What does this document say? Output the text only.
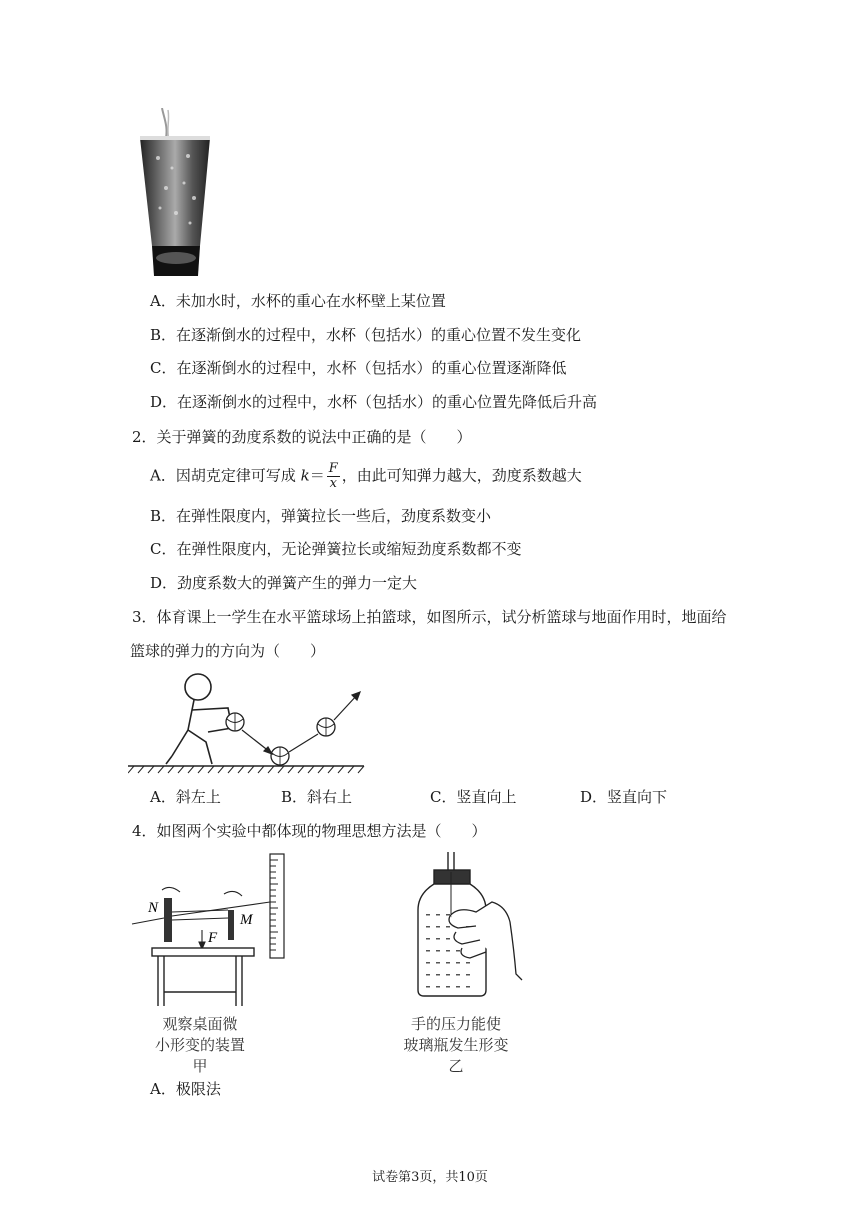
A．未加水时，水杯的重心在水杯壁上某位置
B．在逐渐倒水的过程中，水杯（包括水）的重心位置不发生变化
C．在逐渐倒水的过程中，水杯（包括水）的重心位置逐渐降低
D．在逐渐倒水的过程中，水杯（包括水）的重心位置先降低后升高
2．关于弹簧的劲度系数的说法中正确的是（　　）
A．因胡克定律可写成 $k= \frac{F}{x}$ ，由此可知弹力越大，劲度系数越大
B．在弹性限度内，弹簧拉长一些后，劲度系数变小
C．在弹性限度内，无论弹簧拉长或缩短劲度系数都不变
D．劲度系数大的弹簧产生的弹力一定大
3．体育课上一学生在水平篮球场上拍篮球，如图所示，试分析篮球与地面作用时，地面给
篮球的弹力的方向为（　　）
A．斜左上	B．斜右上	C．竖直向上	D．竖直向下
4．如图两个实验中都体现的物理思想方法是（　　）
N
M
F
观察桌面微
小形变的装置
甲
手的压力能使
玻璃瓶发生形变
乙
A．极限法
试卷第3页，共10页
·····
Set the listing down in full and exactly. Pictures within it should not appear in the copy.

What does this document say? Output the text only.
A．未加水时，水杯的重心在水杯壁上某位置
B．在逐渐倒水的过程中，水杯（包括水）的重心位置不发生变化
C．在逐渐倒水的过程中，水杯（包括水）的重心位置逐渐降低
D．在逐渐倒水的过程中，水杯（包括水）的重心位置先降低后升高
2．关于弹簧的劲度系数的说法中正确的是（　　）
A．因胡克定律可写成 $k= \frac{F}{x}$ ，由此可知弹力越大，劲度系数越大
B．在弹性限度内，弹簧拉长一些后，劲度系数变小
C．在弹性限度内，无论弹簧拉长或缩短劲度系数都不变
D．劲度系数大的弹簧产生的弹力一定大
3．体育课上一学生在水平篮球场上拍篮球，如图所示，试分析篮球与地面作用时，地面给
篮球的弹力的方向为（　　）
A．斜左上	B．斜右上	C．竖直向上	D．竖直向下
4．如图两个实验中都体现的物理思想方法是（　　）
N
M
F
观察桌面微
小形变的装置
甲
手的压力能使
玻璃瓶发生形变
乙
A．极限法
试卷第3页，共10页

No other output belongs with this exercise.